先週の中国株ですが、上海総合指数と創業板指数は反発、深セン総合指数と香港ハンセン指数は続伸と、揃って強い相場展開となりました。上海総合指数ですが、週初から堅調な展開に。8日(月)は恒大集団(03333)が万科企業(02202)のA株を発行済み株式の4.68%購入したニュースが万科企業(02202)の株価を継続して引き上げ、不動産株全般が堅調な動きとなりました。続く9日(火)も7月の消費者物価指数が1.8%<市場平均予想1.8%、6月実績1.9%>、卸売物価指数が-1.7%<市場平均予想-2.0%、6月実績-2.6%>となったことから、景気減速への懸念が後退し、工業株が上昇して相場を牽引しました。

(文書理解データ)
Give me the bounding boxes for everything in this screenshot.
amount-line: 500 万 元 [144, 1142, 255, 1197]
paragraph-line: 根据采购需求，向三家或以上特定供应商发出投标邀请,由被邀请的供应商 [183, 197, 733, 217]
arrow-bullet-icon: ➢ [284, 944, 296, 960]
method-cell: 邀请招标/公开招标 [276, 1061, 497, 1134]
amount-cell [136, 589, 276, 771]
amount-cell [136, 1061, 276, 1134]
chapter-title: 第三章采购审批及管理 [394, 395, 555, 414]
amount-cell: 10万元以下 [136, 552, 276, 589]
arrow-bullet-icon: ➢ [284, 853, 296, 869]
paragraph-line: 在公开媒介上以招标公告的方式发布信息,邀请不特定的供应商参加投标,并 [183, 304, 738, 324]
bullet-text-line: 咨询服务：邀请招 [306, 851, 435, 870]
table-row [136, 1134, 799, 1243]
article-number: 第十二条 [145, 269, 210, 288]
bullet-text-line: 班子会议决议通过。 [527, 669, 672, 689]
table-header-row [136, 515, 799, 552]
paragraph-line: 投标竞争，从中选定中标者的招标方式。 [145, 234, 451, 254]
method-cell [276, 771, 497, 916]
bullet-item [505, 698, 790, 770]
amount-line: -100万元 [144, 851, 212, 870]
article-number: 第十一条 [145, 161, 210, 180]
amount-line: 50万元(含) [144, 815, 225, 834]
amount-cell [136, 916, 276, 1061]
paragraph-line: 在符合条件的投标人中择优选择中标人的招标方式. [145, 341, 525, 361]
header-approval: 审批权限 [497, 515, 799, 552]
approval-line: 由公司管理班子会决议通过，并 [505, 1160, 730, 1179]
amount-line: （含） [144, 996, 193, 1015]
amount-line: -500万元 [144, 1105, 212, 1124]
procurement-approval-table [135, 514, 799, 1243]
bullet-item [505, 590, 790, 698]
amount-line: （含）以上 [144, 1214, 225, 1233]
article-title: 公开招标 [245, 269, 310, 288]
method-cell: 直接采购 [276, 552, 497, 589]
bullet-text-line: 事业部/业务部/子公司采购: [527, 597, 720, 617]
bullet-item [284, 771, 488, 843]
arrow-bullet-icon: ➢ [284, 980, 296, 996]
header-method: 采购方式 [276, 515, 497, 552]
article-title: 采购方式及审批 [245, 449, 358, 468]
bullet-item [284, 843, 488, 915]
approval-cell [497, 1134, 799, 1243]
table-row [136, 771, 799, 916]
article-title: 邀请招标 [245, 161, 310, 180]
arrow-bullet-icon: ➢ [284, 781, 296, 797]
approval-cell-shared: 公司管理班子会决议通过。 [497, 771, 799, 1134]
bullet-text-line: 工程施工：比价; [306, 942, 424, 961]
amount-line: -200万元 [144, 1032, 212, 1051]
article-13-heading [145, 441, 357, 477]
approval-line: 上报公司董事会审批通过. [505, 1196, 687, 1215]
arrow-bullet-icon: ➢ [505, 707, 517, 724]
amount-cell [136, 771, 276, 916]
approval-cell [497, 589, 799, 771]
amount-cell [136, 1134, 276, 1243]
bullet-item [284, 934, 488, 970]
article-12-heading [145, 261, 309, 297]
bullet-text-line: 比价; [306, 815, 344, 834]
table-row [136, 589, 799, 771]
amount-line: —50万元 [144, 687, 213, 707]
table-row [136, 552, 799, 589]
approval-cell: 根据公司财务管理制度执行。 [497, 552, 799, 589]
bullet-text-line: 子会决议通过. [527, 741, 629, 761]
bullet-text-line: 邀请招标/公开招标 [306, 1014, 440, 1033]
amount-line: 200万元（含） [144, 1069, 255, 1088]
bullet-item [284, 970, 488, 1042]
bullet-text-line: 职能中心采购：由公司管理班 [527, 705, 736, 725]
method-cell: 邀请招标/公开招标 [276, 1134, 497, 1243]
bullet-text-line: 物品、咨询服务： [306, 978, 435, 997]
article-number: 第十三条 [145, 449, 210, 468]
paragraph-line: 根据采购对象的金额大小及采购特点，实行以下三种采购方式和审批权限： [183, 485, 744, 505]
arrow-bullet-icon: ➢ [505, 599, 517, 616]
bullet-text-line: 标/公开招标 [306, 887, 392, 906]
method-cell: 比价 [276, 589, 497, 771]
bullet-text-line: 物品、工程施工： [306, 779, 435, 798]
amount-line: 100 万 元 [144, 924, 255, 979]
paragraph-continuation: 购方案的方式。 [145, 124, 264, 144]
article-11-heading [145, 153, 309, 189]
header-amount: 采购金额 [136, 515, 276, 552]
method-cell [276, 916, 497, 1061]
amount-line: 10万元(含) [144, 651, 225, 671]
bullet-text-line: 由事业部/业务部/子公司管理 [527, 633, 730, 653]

## 課題 1
中国株の週間市況の文章から「先週の中国株ですが、上海総合」から「上昇して相場を牽引しました。」までを抜き出し、「堅調な展開」を「底堅い展開」に置き換えて示してください。
## 課題 2
中国株の週間市況の文章を、最後の文の後から書き進めてください。

## 課題の結果 1
先週の中国株ですが、上海総合指数と創業板指数は反発、深セン総合指数と香港ハンセン指数は続伸と、揃って強い相場展開となりました。上海総合指数ですが、週初から底堅い展開に。8日(月)は恒大集団(03333)が万科企業(02202)のA株を発行済み株式の4.68%購入したニュースが万科企業(02202)の株価を継続して引き上げ、不動産株全般が堅調な動きとなりました。続く9日(火)も7月の消費者物価指数が1.8%<市場平均予想1.8%、6月実績1.9%>、卸売物価指数が-1.7%<市場平均予想-2.0%、6月実績-2.6%>となったことから、景気減速への懸念が後退し、工業株が上昇して相場を牽引しました。

## 課題の結果 2
10日(水)と11日(木)は一進一退の展開となりましたが、12日(金)は1ヶ月ぶりの大幅上昇。この日は7月の鉱工業生産が6.0%増と市場平均予想・6月実績の6.2%増を下回ったことや、小売売上高が10.2%増とこちらも市場平均予想の10.5%増や6月実績の10.6%増を下回ったこと、また、中央銀行が公開市場操作で供給超過に転じたことから金融緩和への期待感が膨らみ、銀行株や不動産株が大きく上昇し、相場を牽引しました。上海総合指数は週間では前週末比で2.5%高となり、4月につけた年初来高値更新が視野に入りつつあります。世界的な株価高傾向はもちろんですが、人民元安がジワジワと中国経済に効いてきていることや、当局が金融緩和への動きを示唆していることなどが株価を支えていると見られ、突発的な出来事が起こらなければ、引き続き緩やかな株価上昇が期待できる局面と思います。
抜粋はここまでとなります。